DIRECTION:
From the entries below, copy out every line with "Asylanträge" in it.

─── ROWS ───

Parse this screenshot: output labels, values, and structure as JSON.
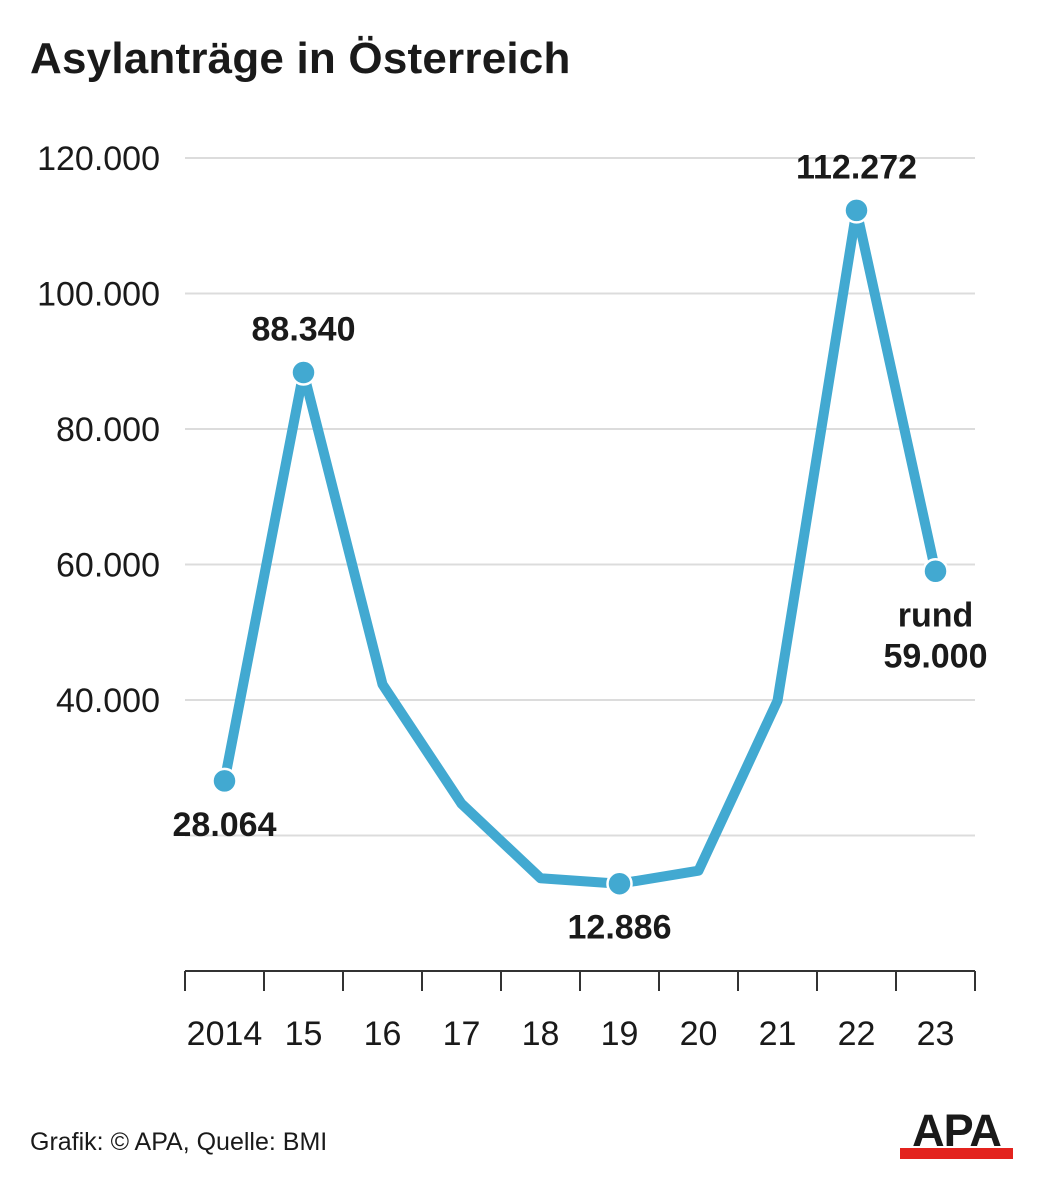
{
  "title": "Asylanträge in Österreich",
  "footer": "Grafik: © APA, Quelle: BMI",
  "logo": {
    "text": "APA",
    "text_color": "#1a1a1a",
    "bar_color": "#e3231e"
  },
  "colors": {
    "line": "#42a9d1",
    "grid": "#dcdcdc",
    "axis": "#333333",
    "text": "#1a1a1a"
  },
  "chart_data": {
    "type": "line",
    "title": "Asylanträge in Österreich",
    "xlabel": "",
    "ylabel": "",
    "x": [
      "2014",
      "15",
      "16",
      "17",
      "18",
      "19",
      "20",
      "21",
      "22",
      "23"
    ],
    "series": [
      {
        "values": [
          28064,
          88340,
          42300,
          24700,
          13700,
          12886,
          14800,
          39900,
          112272,
          59000
        ]
      }
    ],
    "ylim": [
      0,
      120000
    ],
    "yticks": [
      {
        "value": 120000,
        "label": "120.000"
      },
      {
        "value": 100000,
        "label": "100.000"
      },
      {
        "value": 80000,
        "label": "80.000"
      },
      {
        "value": 60000,
        "label": "60.000"
      },
      {
        "value": 40000,
        "label": "40.000"
      },
      {
        "value": 20000,
        "label": ""
      }
    ],
    "grid": true,
    "legend": "none",
    "annotations": [
      {
        "index": 0,
        "lines": [
          "28.064"
        ],
        "position": "below"
      },
      {
        "index": 1,
        "lines": [
          "88.340"
        ],
        "position": "above"
      },
      {
        "index": 5,
        "lines": [
          "12.886"
        ],
        "position": "below"
      },
      {
        "index": 8,
        "lines": [
          "112.272"
        ],
        "position": "above"
      },
      {
        "index": 9,
        "lines": [
          "rund",
          "59.000"
        ],
        "position": "below"
      }
    ]
  }
}
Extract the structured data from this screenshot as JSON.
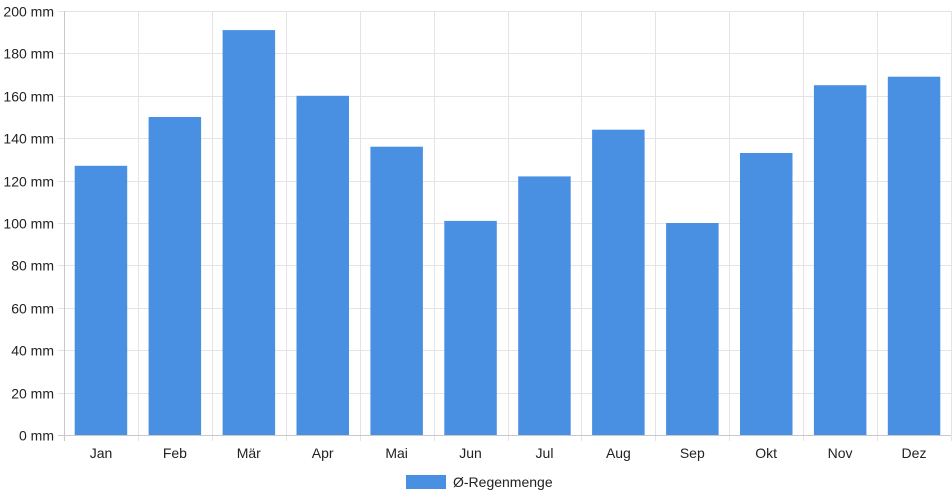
{
  "chart_data": {
    "type": "bar",
    "categories": [
      "Jan",
      "Feb",
      "Mär",
      "Apr",
      "Mai",
      "Jun",
      "Jul",
      "Aug",
      "Sep",
      "Okt",
      "Nov",
      "Dez"
    ],
    "series": [
      {
        "name": "Ø-Regenmenge",
        "color": "#4a90e2",
        "values": [
          127,
          150,
          191,
          160,
          136,
          101,
          122,
          144,
          100,
          133,
          165,
          169
        ]
      }
    ],
    "y_unit": "mm",
    "y_ticks": [
      0,
      20,
      40,
      60,
      80,
      100,
      120,
      140,
      160,
      180,
      200
    ],
    "ylim": [
      0,
      200
    ],
    "grid": true,
    "legend_position": "bottom-center",
    "colors": {
      "bar": "#4a90e2",
      "grid": "#e4e4e4",
      "axis": "#c8c8c8",
      "text": "#222222"
    }
  }
}
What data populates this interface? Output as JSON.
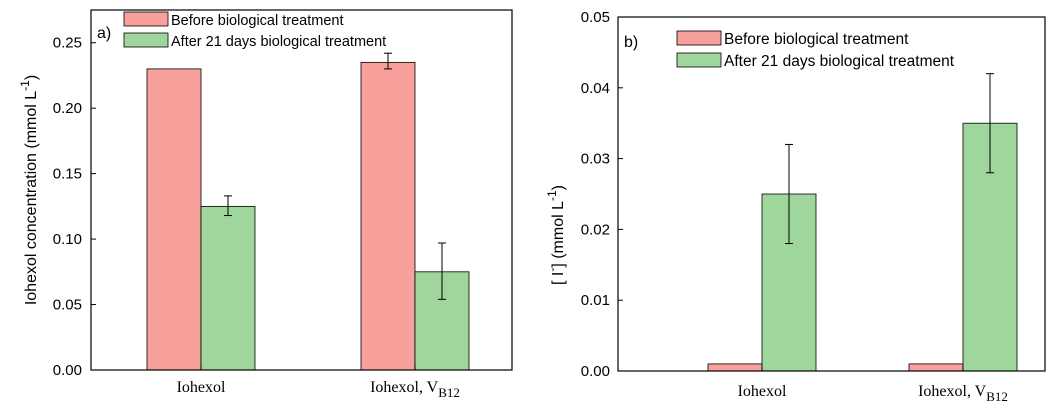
{
  "colors": {
    "before": "#F7A09C",
    "after": "#9FD69C",
    "axis": "#000000"
  },
  "chart_data": [
    {
      "type": "bar",
      "panel_label": "a)",
      "categories": [
        "Iohexol",
        "Iohexol, V"
      ],
      "category_subscripts": [
        "",
        "B12"
      ],
      "ylabel": "Iohexol concentration (mmol L",
      "ylabel_sup": "-1",
      "ylabel_close": ")",
      "ylim": [
        0,
        0.275
      ],
      "yticks": [
        0.0,
        0.05,
        0.1,
        0.15,
        0.2,
        0.25
      ],
      "ytick_labels": [
        "0.00",
        "0.05",
        "0.10",
        "0.15",
        "0.20",
        "0.25"
      ],
      "legend_position": "top-left",
      "series": [
        {
          "name": "Before biological treatment",
          "values": [
            0.23,
            0.235
          ],
          "errors_upper": [
            0.0,
            0.007
          ],
          "errors_lower": [
            0.0,
            0.005
          ]
        },
        {
          "name": "After 21 days biological treatment",
          "values": [
            0.125,
            0.075
          ],
          "errors_upper": [
            0.008,
            0.022
          ],
          "errors_lower": [
            0.007,
            0.021
          ]
        }
      ]
    },
    {
      "type": "bar",
      "panel_label": "b)",
      "categories": [
        "Iohexol",
        "Iohexol, V"
      ],
      "category_subscripts": [
        "",
        "B12"
      ],
      "ylabel": "[ I",
      "ylabel_sup": "-",
      "ylabel_close": "] (mmol L",
      "ylabel_sup2": "-1",
      "ylabel_close2": ")",
      "ylim": [
        0,
        0.05
      ],
      "yticks": [
        0.0,
        0.01,
        0.02,
        0.03,
        0.04,
        0.05
      ],
      "ytick_labels": [
        "0.00",
        "0.01",
        "0.02",
        "0.03",
        "0.04",
        "0.05"
      ],
      "legend_position": "top-left",
      "series": [
        {
          "name": "Before biological treatment",
          "values": [
            0.001,
            0.001
          ],
          "errors_upper": [
            0.0,
            0.0
          ],
          "errors_lower": [
            0.0,
            0.0
          ]
        },
        {
          "name": "After 21 days biological treatment",
          "values": [
            0.025,
            0.035
          ],
          "errors_upper": [
            0.007,
            0.007
          ],
          "errors_lower": [
            0.007,
            0.007
          ]
        }
      ]
    }
  ]
}
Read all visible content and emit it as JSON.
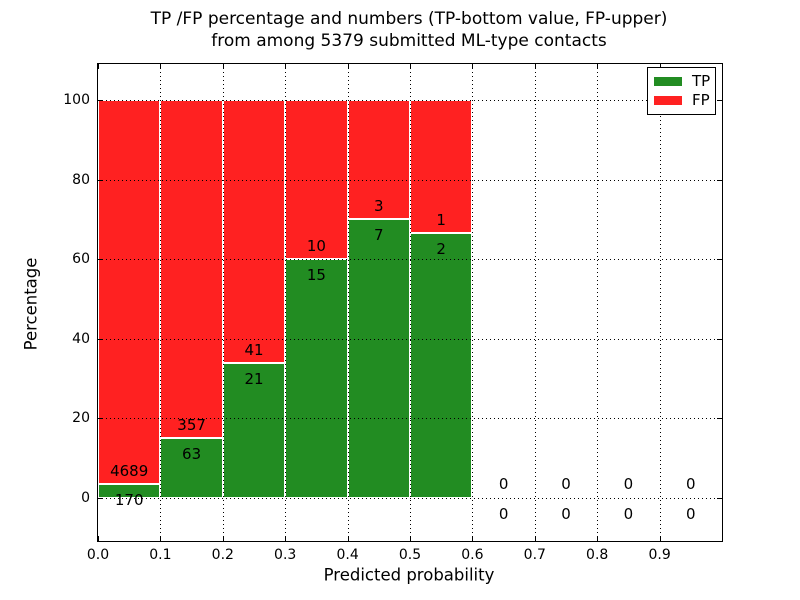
{
  "title": {
    "line1": "TP /FP percentage and numbers (TP-bottom value, FP-upper)",
    "line2": "from among 5379 submitted ML-type contacts"
  },
  "colors": {
    "tp": "#228c22",
    "fp": "#ff2121",
    "bar_edge": "#ffffff",
    "axis": "#000000",
    "grid": "#000000",
    "background": "#ffffff",
    "text": "#000000"
  },
  "chart_data": {
    "type": "bar",
    "stacked": true,
    "title": "TP /FP percentage and numbers (TP-bottom value, FP-upper)\nfrom among 5379 submitted ML-type contacts",
    "xlabel": "Predicted probability",
    "ylabel": "Percentage",
    "xlim": [
      0.0,
      1.0
    ],
    "ylim": [
      -11,
      109
    ],
    "grid": "dotted",
    "total_contacts": 5379,
    "xticks": {
      "values": [
        0.0,
        0.1,
        0.2,
        0.3,
        0.4,
        0.5,
        0.6,
        0.7,
        0.8,
        0.9
      ],
      "labels": [
        "0.0",
        "0.1",
        "0.2",
        "0.3",
        "0.4",
        "0.5",
        "0.6",
        "0.7",
        "0.8",
        "0.9"
      ]
    },
    "yticks": {
      "values": [
        0,
        20,
        40,
        60,
        80,
        100
      ],
      "labels": [
        "0",
        "20",
        "40",
        "60",
        "80",
        "100"
      ]
    },
    "legend": {
      "position": "upper right",
      "entries": [
        {
          "name": "TP",
          "label": "TP",
          "color": "#228c22"
        },
        {
          "name": "FP",
          "label": "FP",
          "color": "#ff2121"
        }
      ]
    },
    "series_note": "TP percentage drawn from bottom (green), FP stacked above to 100% (red); counts annotated (TP below boundary, FP above)",
    "bins": [
      {
        "range": [
          0.0,
          0.1
        ],
        "tp": 170,
        "fp": 4689,
        "tp_pct": 3.5,
        "fp_pct": 96.5
      },
      {
        "range": [
          0.1,
          0.2
        ],
        "tp": 63,
        "fp": 357,
        "tp_pct": 15.0,
        "fp_pct": 85.0
      },
      {
        "range": [
          0.2,
          0.3
        ],
        "tp": 21,
        "fp": 41,
        "tp_pct": 33.9,
        "fp_pct": 66.1
      },
      {
        "range": [
          0.3,
          0.4
        ],
        "tp": 15,
        "fp": 10,
        "tp_pct": 60.0,
        "fp_pct": 40.0
      },
      {
        "range": [
          0.4,
          0.5
        ],
        "tp": 7,
        "fp": 3,
        "tp_pct": 70.0,
        "fp_pct": 30.0
      },
      {
        "range": [
          0.5,
          0.6
        ],
        "tp": 2,
        "fp": 1,
        "tp_pct": 66.7,
        "fp_pct": 33.3
      },
      {
        "range": [
          0.6,
          0.7
        ],
        "tp": 0,
        "fp": 0,
        "tp_pct": 0,
        "fp_pct": 0
      },
      {
        "range": [
          0.7,
          0.8
        ],
        "tp": 0,
        "fp": 0,
        "tp_pct": 0,
        "fp_pct": 0
      },
      {
        "range": [
          0.8,
          0.9
        ],
        "tp": 0,
        "fp": 0,
        "tp_pct": 0,
        "fp_pct": 0
      },
      {
        "range": [
          0.9,
          1.0
        ],
        "tp": 0,
        "fp": 0,
        "tp_pct": 0,
        "fp_pct": 0
      }
    ]
  }
}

───

THE ANSWER:
  "title": "Asylanträge in Österreich",
    "title": "Asylanträge in Österreich",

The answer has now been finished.